++++ The input
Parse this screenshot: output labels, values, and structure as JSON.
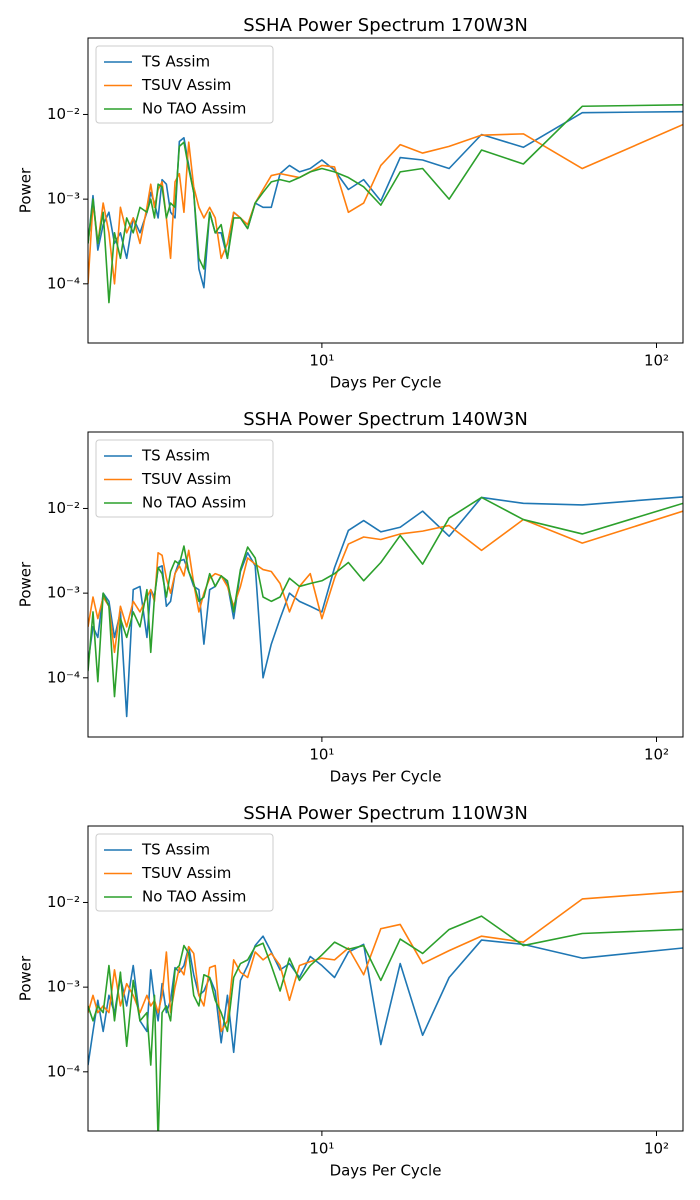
{
  "chart_data": [
    {
      "type": "line",
      "title": "SSHA Power Spectrum 170W3N",
      "xlabel": "Days Per Cycle",
      "ylabel": "Power",
      "xscale": "log",
      "yscale": "log",
      "legend": "upper left",
      "xlim": [
        2,
        120
      ],
      "ylim": [
        2e-05,
        0.08
      ],
      "xticks": [
        {
          "value": 10,
          "label": "10¹"
        },
        {
          "value": 100,
          "label": "10²"
        }
      ],
      "yticks": [
        {
          "value": 0.0001,
          "label": "10⁻⁴"
        },
        {
          "value": 0.001,
          "label": "10⁻³"
        },
        {
          "value": 0.01,
          "label": "10⁻²"
        }
      ],
      "x": [
        2.0,
        2.07,
        2.14,
        2.22,
        2.31,
        2.4,
        2.5,
        2.61,
        2.73,
        2.86,
        3.0,
        3.08,
        3.16,
        3.24,
        3.33,
        3.43,
        3.53,
        3.64,
        3.75,
        3.87,
        4.0,
        4.14,
        4.29,
        4.44,
        4.62,
        4.8,
        5.0,
        5.22,
        5.45,
        5.71,
        6.0,
        6.32,
        6.67,
        7.06,
        7.5,
        8.0,
        8.57,
        9.23,
        10.0,
        10.91,
        12.0,
        13.33,
        15.0,
        17.14,
        20.0,
        24.0,
        30.0,
        40.0,
        60.0,
        120.0
      ],
      "series": [
        {
          "name": "TS Assim",
          "color": "#1f77b4",
          "values": [
            0.0003,
            0.0011,
            0.00025,
            0.0005,
            0.0007,
            0.0003,
            0.0004,
            0.0002,
            0.0006,
            0.0004,
            0.0007,
            0.0012,
            0.0009,
            0.0006,
            0.0017,
            0.0015,
            0.0007,
            0.0006,
            0.0048,
            0.0053,
            0.0025,
            0.0012,
            0.00015,
            9e-05,
            0.0007,
            0.0004,
            0.0004,
            0.0002,
            0.0007,
            0.0006,
            0.00045,
            0.0009,
            0.0008,
            0.0008,
            0.002,
            0.0025,
            0.0021,
            0.0023,
            0.0029,
            0.0022,
            0.0013,
            0.0017,
            0.00095,
            0.0031,
            0.0029,
            0.0023,
            0.0058,
            0.0041,
            0.0105,
            0.0108
          ]
        },
        {
          "name": "TSUV Assim",
          "color": "#ff7f0e",
          "values": [
            0.0001,
            0.0009,
            0.0003,
            0.0009,
            0.0004,
            0.0001,
            0.0008,
            0.0004,
            0.0006,
            0.0003,
            0.0008,
            0.0015,
            0.0008,
            0.0013,
            0.0016,
            0.0006,
            0.0002,
            0.0016,
            0.002,
            0.0007,
            0.0047,
            0.0014,
            0.0008,
            0.0006,
            0.0008,
            0.0006,
            0.0002,
            0.0003,
            0.0007,
            0.0006,
            0.0005,
            0.0009,
            0.0013,
            0.0019,
            0.002,
            0.0019,
            0.0018,
            0.0021,
            0.0025,
            0.0024,
            0.0007,
            0.0009,
            0.0025,
            0.0044,
            0.0035,
            0.0042,
            0.0057,
            0.0059,
            0.0023,
            0.0076
          ]
        },
        {
          "name": "No TAO Assim",
          "color": "#2ca02c",
          "values": [
            0.0003,
            0.001,
            0.0003,
            0.0007,
            6e-05,
            0.0004,
            0.0002,
            0.0006,
            0.0004,
            0.0008,
            0.0007,
            0.001,
            0.0006,
            0.0015,
            0.0014,
            0.0006,
            0.0009,
            0.0008,
            0.0042,
            0.0047,
            0.0023,
            0.0012,
            0.0002,
            0.00015,
            0.0007,
            0.0004,
            0.0005,
            0.0002,
            0.0006,
            0.0006,
            0.00045,
            0.0009,
            0.0012,
            0.0016,
            0.0017,
            0.0016,
            0.0018,
            0.0021,
            0.0023,
            0.0021,
            0.0018,
            0.0014,
            0.00085,
            0.0021,
            0.0023,
            0.001,
            0.0038,
            0.0026,
            0.0125,
            0.013
          ]
        }
      ]
    },
    {
      "type": "line",
      "title": "SSHA Power Spectrum 140W3N",
      "xlabel": "Days Per Cycle",
      "ylabel": "Power",
      "xscale": "log",
      "yscale": "log",
      "legend": "upper left",
      "xlim": [
        2,
        120
      ],
      "ylim": [
        2e-05,
        0.08
      ],
      "xticks": [
        {
          "value": 10,
          "label": "10¹"
        },
        {
          "value": 100,
          "label": "10²"
        }
      ],
      "yticks": [
        {
          "value": 0.0001,
          "label": "10⁻⁴"
        },
        {
          "value": 0.001,
          "label": "10⁻³"
        },
        {
          "value": 0.01,
          "label": "10⁻²"
        }
      ],
      "x": [
        2.0,
        2.07,
        2.14,
        2.22,
        2.31,
        2.4,
        2.5,
        2.61,
        2.73,
        2.86,
        3.0,
        3.08,
        3.16,
        3.24,
        3.33,
        3.43,
        3.53,
        3.64,
        3.75,
        3.87,
        4.0,
        4.14,
        4.29,
        4.44,
        4.62,
        4.8,
        5.0,
        5.22,
        5.45,
        5.71,
        6.0,
        6.32,
        6.67,
        7.06,
        7.5,
        8.0,
        8.57,
        9.23,
        10.0,
        10.91,
        12.0,
        13.33,
        15.0,
        17.14,
        20.0,
        24.0,
        30.0,
        40.0,
        60.0,
        120.0
      ],
      "series": [
        {
          "name": "TS Assim",
          "color": "#1f77b4",
          "values": [
            0.00015,
            0.0004,
            0.0003,
            0.001,
            0.0008,
            0.0003,
            0.0006,
            3.5e-05,
            0.0011,
            0.0012,
            0.0003,
            0.0011,
            0.0009,
            0.002,
            0.0021,
            0.0007,
            0.0008,
            0.0017,
            0.0024,
            0.0025,
            0.0018,
            0.0012,
            0.0011,
            0.00025,
            0.0011,
            0.0012,
            0.0016,
            0.0013,
            0.0005,
            0.0018,
            0.003,
            0.0021,
            0.0001,
            0.00025,
            0.0005,
            0.001,
            0.0008,
            0.0007,
            0.0006,
            0.002,
            0.0055,
            0.0072,
            0.0053,
            0.006,
            0.0093,
            0.0047,
            0.0135,
            0.0115,
            0.011,
            0.0137
          ]
        },
        {
          "name": "TSUV Assim",
          "color": "#ff7f0e",
          "values": [
            0.0004,
            0.0009,
            0.0005,
            0.0009,
            0.0007,
            0.0002,
            0.0007,
            0.0004,
            0.0008,
            0.0006,
            0.0009,
            0.0011,
            0.0008,
            0.003,
            0.0028,
            0.0015,
            0.001,
            0.0017,
            0.0021,
            0.0016,
            0.0032,
            0.0013,
            0.0006,
            0.001,
            0.0015,
            0.0017,
            0.0016,
            0.0012,
            0.0007,
            0.0012,
            0.0026,
            0.0022,
            0.0019,
            0.0018,
            0.0013,
            0.0006,
            0.0012,
            0.0017,
            0.0005,
            0.0015,
            0.0038,
            0.0046,
            0.0043,
            0.005,
            0.0054,
            0.0063,
            0.0032,
            0.0074,
            0.0039,
            0.0093
          ]
        },
        {
          "name": "No TAO Assim",
          "color": "#2ca02c",
          "values": [
            0.00012,
            0.0006,
            9e-05,
            0.001,
            0.0007,
            6e-05,
            0.0005,
            0.0003,
            0.0006,
            0.0004,
            0.0011,
            0.0002,
            0.0009,
            0.002,
            0.0017,
            0.0009,
            0.0018,
            0.0024,
            0.0022,
            0.0036,
            0.0018,
            0.0013,
            0.0008,
            0.0009,
            0.0017,
            0.0012,
            0.0016,
            0.0014,
            0.0006,
            0.0019,
            0.0035,
            0.0026,
            0.0009,
            0.0008,
            0.0009,
            0.0015,
            0.0012,
            0.0013,
            0.0014,
            0.0017,
            0.0023,
            0.0014,
            0.0023,
            0.0048,
            0.0022,
            0.0077,
            0.0135,
            0.0074,
            0.005,
            0.0115
          ]
        }
      ]
    },
    {
      "type": "line",
      "title": "SSHA Power Spectrum 110W3N",
      "xlabel": "Days Per Cycle",
      "ylabel": "Power",
      "xscale": "log",
      "yscale": "log",
      "legend": "upper left",
      "xlim": [
        2,
        120
      ],
      "ylim": [
        2e-05,
        0.08
      ],
      "xticks": [
        {
          "value": 10,
          "label": "10¹"
        },
        {
          "value": 100,
          "label": "10²"
        }
      ],
      "yticks": [
        {
          "value": 0.0001,
          "label": "10⁻⁴"
        },
        {
          "value": 0.001,
          "label": "10⁻³"
        },
        {
          "value": 0.01,
          "label": "10⁻²"
        }
      ],
      "x": [
        2.0,
        2.07,
        2.14,
        2.22,
        2.31,
        2.4,
        2.5,
        2.61,
        2.73,
        2.86,
        3.0,
        3.08,
        3.16,
        3.24,
        3.33,
        3.43,
        3.53,
        3.64,
        3.75,
        3.87,
        4.0,
        4.14,
        4.29,
        4.44,
        4.62,
        4.8,
        5.0,
        5.22,
        5.45,
        5.71,
        6.0,
        6.32,
        6.67,
        7.06,
        7.5,
        8.0,
        8.57,
        9.23,
        10.0,
        10.91,
        12.0,
        13.33,
        15.0,
        17.14,
        20.0,
        24.0,
        30.0,
        40.0,
        60.0,
        120.0
      ],
      "series": [
        {
          "name": "TS Assim",
          "color": "#1f77b4",
          "values": [
            0.00012,
            0.0003,
            0.0007,
            0.0003,
            0.0008,
            0.0005,
            0.0013,
            0.0006,
            0.0018,
            0.0004,
            0.0003,
            0.0016,
            0.0007,
            0.0004,
            0.0011,
            0.0005,
            0.0007,
            0.0017,
            0.0015,
            0.0018,
            0.003,
            0.0014,
            0.0008,
            0.0009,
            0.0013,
            0.0009,
            0.00022,
            0.0008,
            0.00017,
            0.0012,
            0.0018,
            0.0031,
            0.004,
            0.0026,
            0.0016,
            0.0019,
            0.0013,
            0.0023,
            0.0018,
            0.0013,
            0.0026,
            0.0032,
            0.00021,
            0.0019,
            0.00027,
            0.0013,
            0.0036,
            0.0032,
            0.0022,
            0.0029
          ]
        },
        {
          "name": "TSUV Assim",
          "color": "#ff7f0e",
          "values": [
            0.0005,
            0.0008,
            0.0005,
            0.0006,
            0.0005,
            0.0016,
            0.0006,
            0.0011,
            0.0008,
            0.0005,
            0.0008,
            0.0006,
            0.0007,
            0.0005,
            0.0008,
            0.0026,
            0.0005,
            0.001,
            0.0017,
            0.0014,
            0.003,
            0.0025,
            0.0008,
            0.0006,
            0.0017,
            0.0018,
            0.0003,
            0.0004,
            0.0021,
            0.0015,
            0.0013,
            0.0026,
            0.0021,
            0.0025,
            0.0018,
            0.0007,
            0.0018,
            0.002,
            0.0022,
            0.0021,
            0.0029,
            0.0014,
            0.0049,
            0.0055,
            0.0019,
            0.0027,
            0.004,
            0.0034,
            0.011,
            0.0135
          ]
        },
        {
          "name": "No TAO Assim",
          "color": "#2ca02c",
          "values": [
            0.0006,
            0.0004,
            0.0006,
            0.0005,
            0.0018,
            0.0004,
            0.0015,
            0.0002,
            0.0012,
            0.0004,
            0.0005,
            0.00012,
            0.0008,
            1.5e-05,
            0.0005,
            0.0006,
            0.0004,
            0.0016,
            0.0018,
            0.0031,
            0.0025,
            0.0008,
            0.0006,
            0.0014,
            0.0013,
            0.0007,
            0.0005,
            0.0003,
            0.0013,
            0.0019,
            0.0021,
            0.003,
            0.0033,
            0.0018,
            0.0009,
            0.0022,
            0.0012,
            0.0018,
            0.0024,
            0.0034,
            0.0028,
            0.0031,
            0.0012,
            0.0037,
            0.0025,
            0.0048,
            0.0069,
            0.0031,
            0.0043,
            0.0048
          ]
        }
      ]
    }
  ]
}
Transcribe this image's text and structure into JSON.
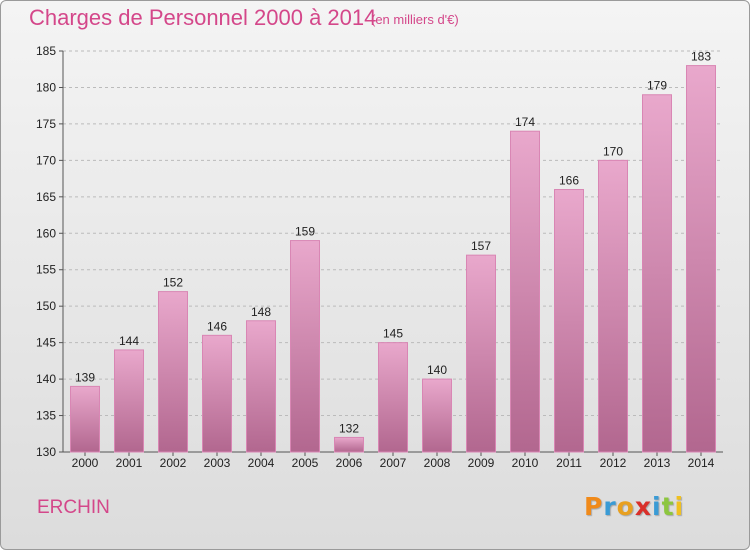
{
  "title": "Charges de Personnel 2000 à 2014",
  "subtitle": "(en milliers d'€)",
  "commune": "ERCHIN",
  "logo": {
    "letters": [
      "P",
      "r",
      "o",
      "x",
      "i",
      "t",
      "i"
    ],
    "colors": [
      "#f08a1a",
      "#3a9bd5",
      "#e8a020",
      "#d9302a",
      "#3a9bd5",
      "#8dc63f",
      "#f0c020"
    ]
  },
  "colors": {
    "bar_top": "#e9a8cc",
    "bar_bottom": "#b2678f",
    "bar_stroke": "#d986b4",
    "grid": "#bbbbbb",
    "text": "#222222",
    "accent": "#d4478a"
  },
  "chart_data": {
    "type": "bar",
    "categories": [
      "2000",
      "2001",
      "2002",
      "2003",
      "2004",
      "2005",
      "2006",
      "2007",
      "2008",
      "2009",
      "2010",
      "2011",
      "2012",
      "2013",
      "2014"
    ],
    "values": [
      139,
      144,
      152,
      146,
      148,
      159,
      132,
      145,
      140,
      157,
      174,
      166,
      170,
      179,
      183
    ],
    "ylim": [
      130,
      185
    ],
    "yticks": [
      130,
      135,
      140,
      145,
      150,
      155,
      160,
      165,
      170,
      175,
      180,
      185
    ],
    "grid": true,
    "data_labels": true
  }
}
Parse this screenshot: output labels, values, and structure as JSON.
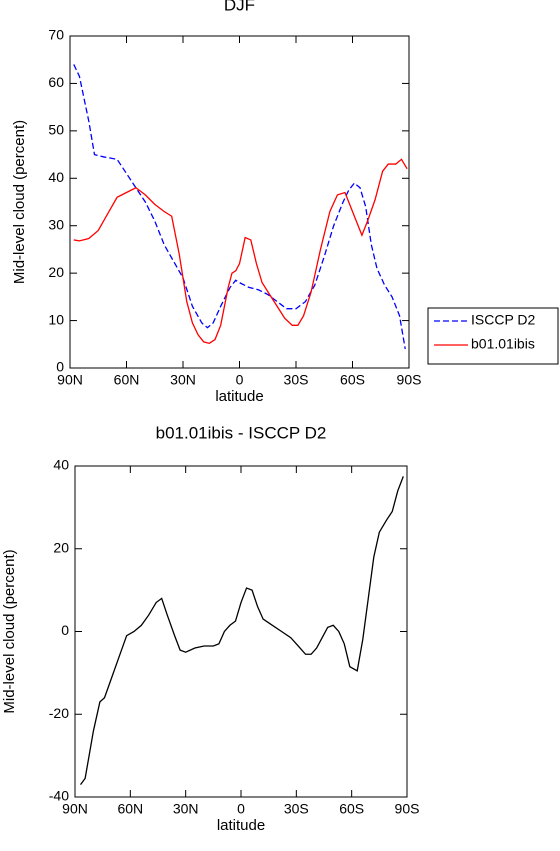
{
  "chart_data": [
    {
      "type": "line",
      "title": "DJF",
      "xlabel": "latitude",
      "ylabel": "Mid-level cloud (percent)",
      "xlim": [
        90,
        -90
      ],
      "xticks": [
        {
          "value": 90,
          "label": "90N"
        },
        {
          "value": 60,
          "label": "60N"
        },
        {
          "value": 30,
          "label": "30N"
        },
        0,
        {
          "value": -30,
          "label": "30S"
        },
        {
          "value": -60,
          "label": "60S"
        },
        {
          "value": -90,
          "label": "90S"
        }
      ],
      "ylim": [
        0,
        70
      ],
      "yticks": [
        0,
        10,
        20,
        30,
        40,
        50,
        60,
        70
      ],
      "legend": "right",
      "series": [
        {
          "name": "ISCCP D2",
          "color": "#0000ff",
          "line_style": "dashed",
          "x": [
            88,
            85,
            80,
            77,
            72,
            65,
            60,
            55,
            50,
            45,
            40,
            35,
            30,
            25,
            20,
            17,
            14,
            10,
            5,
            2,
            0,
            -5,
            -10,
            -15,
            -20,
            -25,
            -30,
            -35,
            -40,
            -45,
            -50,
            -55,
            -58,
            -61,
            -64,
            -67,
            -70,
            -73,
            -77,
            -81,
            -85,
            -88
          ],
          "values": [
            64,
            61.5,
            52,
            45,
            44.5,
            44,
            41,
            38,
            35,
            31,
            26,
            22.5,
            19,
            13,
            9.5,
            8.5,
            9.5,
            13,
            17,
            18.5,
            18,
            17,
            16.5,
            15.5,
            14,
            12.5,
            12.5,
            14,
            17.5,
            23.5,
            30,
            35,
            37.5,
            39,
            38,
            34,
            26,
            21,
            17.5,
            15,
            11,
            4
          ]
        },
        {
          "name": "b01.01ibis",
          "color": "#ff0000",
          "line_style": "solid",
          "x": [
            88,
            85,
            80,
            75,
            70,
            65,
            60,
            55,
            50,
            45,
            40,
            36,
            32,
            28,
            25,
            22,
            19,
            16,
            13,
            10,
            6,
            4,
            2,
            0,
            -3,
            -6,
            -9,
            -12,
            -16,
            -20,
            -24,
            -28,
            -31,
            -34,
            -38,
            -43,
            -48,
            -52,
            -56,
            -59,
            -62,
            -65,
            -68,
            -72,
            -76,
            -79,
            -83,
            -86,
            -89
          ],
          "values": [
            27,
            26.8,
            27.3,
            29,
            32.5,
            36,
            37,
            38,
            36.5,
            34.5,
            33,
            32,
            24,
            14,
            9.5,
            7,
            5.5,
            5.2,
            6,
            9,
            17,
            20,
            20.5,
            22,
            27.5,
            27,
            22,
            18,
            15.5,
            13,
            10.5,
            9,
            9,
            11,
            16,
            25,
            33,
            36.5,
            37,
            34,
            31,
            28,
            31,
            35.5,
            41.5,
            43,
            43,
            44,
            42
          ]
        }
      ]
    },
    {
      "type": "line",
      "title": "b01.01ibis - ISCCP D2",
      "xlabel": "latitude",
      "ylabel": "Mid-level cloud (percent)",
      "xlim": [
        90,
        -90
      ],
      "xticks": [
        {
          "value": 90,
          "label": "90N"
        },
        {
          "value": 60,
          "label": "60N"
        },
        {
          "value": 30,
          "label": "30N"
        },
        0,
        {
          "value": -30,
          "label": "30S"
        },
        {
          "value": -60,
          "label": "60S"
        },
        {
          "value": -90,
          "label": "90S"
        }
      ],
      "ylim": [
        -40,
        40
      ],
      "yticks": [
        -40,
        -20,
        0,
        20,
        40
      ],
      "series": [
        {
          "color": "#000000",
          "line_style": "solid",
          "x": [
            87,
            84.5,
            80,
            76.5,
            74,
            70,
            66,
            62,
            58,
            54,
            50,
            46,
            43,
            40,
            36,
            33,
            30,
            25,
            20,
            15,
            12,
            9,
            6,
            3,
            0,
            -3,
            -6,
            -9,
            -12,
            -17,
            -22,
            -27,
            -31,
            -35,
            -38,
            -41,
            -44,
            -47,
            -50,
            -53,
            -56,
            -59,
            -63,
            -66,
            -69,
            -72,
            -75,
            -79,
            -82,
            -85,
            -88
          ],
          "values": [
            -37,
            -35.5,
            -24,
            -17,
            -16,
            -11,
            -6,
            -1,
            0,
            1.5,
            4,
            7,
            8,
            4,
            -1,
            -4.5,
            -5,
            -4,
            -3.5,
            -3.5,
            -3,
            0,
            1.5,
            2.5,
            7,
            10.5,
            10,
            6,
            3,
            1.5,
            0,
            -1.5,
            -3.5,
            -5.5,
            -5.5,
            -4,
            -1.5,
            1,
            1.5,
            0,
            -3,
            -8.5,
            -9.5,
            -2,
            8,
            18,
            24,
            27,
            29,
            34,
            37.5
          ]
        }
      ]
    }
  ]
}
++++++++
Objective: Copy out every line where the word "SSHA" occurs.

Response:
      "title": "SSHA Power Spectrum 170W3N",
      "title": "SSHA Power Spectrum 140W3N",
      "title": "SSHA Power Spectrum 110W3N",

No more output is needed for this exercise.